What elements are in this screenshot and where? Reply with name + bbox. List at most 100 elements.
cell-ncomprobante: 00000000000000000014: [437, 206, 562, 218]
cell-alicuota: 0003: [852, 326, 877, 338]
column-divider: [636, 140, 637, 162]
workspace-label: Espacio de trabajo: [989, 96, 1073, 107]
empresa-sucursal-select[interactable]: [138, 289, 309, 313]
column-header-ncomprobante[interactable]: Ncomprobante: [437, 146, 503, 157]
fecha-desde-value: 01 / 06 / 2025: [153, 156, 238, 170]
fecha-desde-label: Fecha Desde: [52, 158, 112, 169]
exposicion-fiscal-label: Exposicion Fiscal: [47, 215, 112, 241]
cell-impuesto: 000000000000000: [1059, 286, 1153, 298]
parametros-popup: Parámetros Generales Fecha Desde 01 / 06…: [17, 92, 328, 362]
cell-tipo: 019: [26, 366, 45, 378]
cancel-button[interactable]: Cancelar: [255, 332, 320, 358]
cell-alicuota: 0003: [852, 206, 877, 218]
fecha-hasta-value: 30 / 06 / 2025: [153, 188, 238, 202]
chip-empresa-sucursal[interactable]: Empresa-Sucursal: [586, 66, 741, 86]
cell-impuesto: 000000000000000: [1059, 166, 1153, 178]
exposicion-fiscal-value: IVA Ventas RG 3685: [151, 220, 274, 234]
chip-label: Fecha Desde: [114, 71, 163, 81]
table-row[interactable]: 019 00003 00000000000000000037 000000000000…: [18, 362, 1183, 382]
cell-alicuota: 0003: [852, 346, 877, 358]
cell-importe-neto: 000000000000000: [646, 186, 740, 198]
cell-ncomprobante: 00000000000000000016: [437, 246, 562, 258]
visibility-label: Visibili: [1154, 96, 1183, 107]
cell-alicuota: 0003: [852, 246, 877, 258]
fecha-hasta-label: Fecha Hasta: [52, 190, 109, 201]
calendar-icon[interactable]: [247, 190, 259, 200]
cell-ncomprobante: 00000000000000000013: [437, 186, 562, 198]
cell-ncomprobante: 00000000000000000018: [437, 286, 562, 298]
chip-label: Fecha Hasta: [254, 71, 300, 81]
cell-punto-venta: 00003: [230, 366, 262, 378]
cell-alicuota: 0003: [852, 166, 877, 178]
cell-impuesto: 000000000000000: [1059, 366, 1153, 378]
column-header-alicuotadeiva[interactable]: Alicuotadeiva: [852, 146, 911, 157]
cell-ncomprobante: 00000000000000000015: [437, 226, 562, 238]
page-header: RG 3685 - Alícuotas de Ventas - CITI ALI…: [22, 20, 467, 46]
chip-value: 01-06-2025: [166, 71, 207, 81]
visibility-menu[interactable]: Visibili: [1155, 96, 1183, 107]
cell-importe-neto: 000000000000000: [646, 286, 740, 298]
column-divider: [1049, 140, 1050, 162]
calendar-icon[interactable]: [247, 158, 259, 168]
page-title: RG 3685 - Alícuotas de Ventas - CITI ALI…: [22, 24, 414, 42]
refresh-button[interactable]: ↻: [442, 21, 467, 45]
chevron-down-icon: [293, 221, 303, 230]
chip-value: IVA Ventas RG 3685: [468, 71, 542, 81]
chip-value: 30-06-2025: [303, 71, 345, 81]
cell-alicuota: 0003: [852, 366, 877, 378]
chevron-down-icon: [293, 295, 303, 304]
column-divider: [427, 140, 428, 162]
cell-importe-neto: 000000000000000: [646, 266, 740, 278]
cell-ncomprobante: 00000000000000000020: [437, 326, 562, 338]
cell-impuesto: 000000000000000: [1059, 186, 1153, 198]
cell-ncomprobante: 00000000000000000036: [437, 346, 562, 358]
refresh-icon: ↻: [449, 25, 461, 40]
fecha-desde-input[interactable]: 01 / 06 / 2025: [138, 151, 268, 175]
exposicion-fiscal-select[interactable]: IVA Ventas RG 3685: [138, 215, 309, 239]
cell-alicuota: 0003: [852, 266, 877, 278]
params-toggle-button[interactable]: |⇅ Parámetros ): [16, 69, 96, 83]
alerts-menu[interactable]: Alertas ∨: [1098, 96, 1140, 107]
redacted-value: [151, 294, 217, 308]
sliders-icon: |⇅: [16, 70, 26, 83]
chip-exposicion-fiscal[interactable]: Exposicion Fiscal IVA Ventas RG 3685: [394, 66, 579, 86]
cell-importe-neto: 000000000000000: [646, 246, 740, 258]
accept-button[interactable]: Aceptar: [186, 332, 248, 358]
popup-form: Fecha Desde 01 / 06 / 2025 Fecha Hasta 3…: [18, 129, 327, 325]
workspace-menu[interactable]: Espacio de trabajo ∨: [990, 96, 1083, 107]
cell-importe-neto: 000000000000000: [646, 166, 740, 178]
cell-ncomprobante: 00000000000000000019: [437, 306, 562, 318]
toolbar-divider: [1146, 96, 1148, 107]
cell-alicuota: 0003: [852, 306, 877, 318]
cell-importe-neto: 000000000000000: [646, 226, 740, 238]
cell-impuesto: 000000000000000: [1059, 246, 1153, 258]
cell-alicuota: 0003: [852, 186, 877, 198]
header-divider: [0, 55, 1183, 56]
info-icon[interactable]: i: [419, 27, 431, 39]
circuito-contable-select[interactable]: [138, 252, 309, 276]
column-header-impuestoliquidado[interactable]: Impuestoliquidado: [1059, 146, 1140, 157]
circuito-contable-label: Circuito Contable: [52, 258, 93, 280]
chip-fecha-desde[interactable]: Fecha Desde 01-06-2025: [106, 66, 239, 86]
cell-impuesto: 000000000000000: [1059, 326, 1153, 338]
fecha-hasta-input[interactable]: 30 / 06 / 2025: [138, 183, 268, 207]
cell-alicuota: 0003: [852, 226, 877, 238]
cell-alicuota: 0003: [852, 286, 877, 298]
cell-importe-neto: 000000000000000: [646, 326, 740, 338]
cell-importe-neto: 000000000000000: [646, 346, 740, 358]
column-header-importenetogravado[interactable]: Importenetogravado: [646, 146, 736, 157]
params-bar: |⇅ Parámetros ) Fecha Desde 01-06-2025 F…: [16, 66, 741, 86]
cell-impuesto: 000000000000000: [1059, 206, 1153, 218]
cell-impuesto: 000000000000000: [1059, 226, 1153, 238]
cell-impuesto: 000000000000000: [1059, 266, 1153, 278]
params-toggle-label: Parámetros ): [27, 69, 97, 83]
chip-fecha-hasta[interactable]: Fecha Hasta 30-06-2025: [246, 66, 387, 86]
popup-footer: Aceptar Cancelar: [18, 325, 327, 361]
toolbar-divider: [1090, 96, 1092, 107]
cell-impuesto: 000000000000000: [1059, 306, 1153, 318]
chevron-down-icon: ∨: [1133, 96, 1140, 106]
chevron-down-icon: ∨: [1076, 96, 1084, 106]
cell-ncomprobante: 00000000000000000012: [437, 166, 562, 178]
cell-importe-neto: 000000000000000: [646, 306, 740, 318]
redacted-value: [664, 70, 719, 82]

> **Het probleem**: Filter de rijen hierboven en neem alsjeblieft elke rij over waarin de tekenreeks "Parámetros" voorkomt. Hoofdletters en kleine letters tellen mee.

> **Taakresultaat**:
parametros-popup: Parámetros Generales Fecha Desde 01 / 06…: [17, 92, 328, 362]
params-toggle-button[interactable]: |⇅ Parámetros ): [16, 69, 96, 83]
params-bar: |⇅ Parámetros ) Fecha Desde 01-06-2025 F…: [16, 66, 741, 86]
params-toggle-label: Parámetros ): [27, 69, 97, 83]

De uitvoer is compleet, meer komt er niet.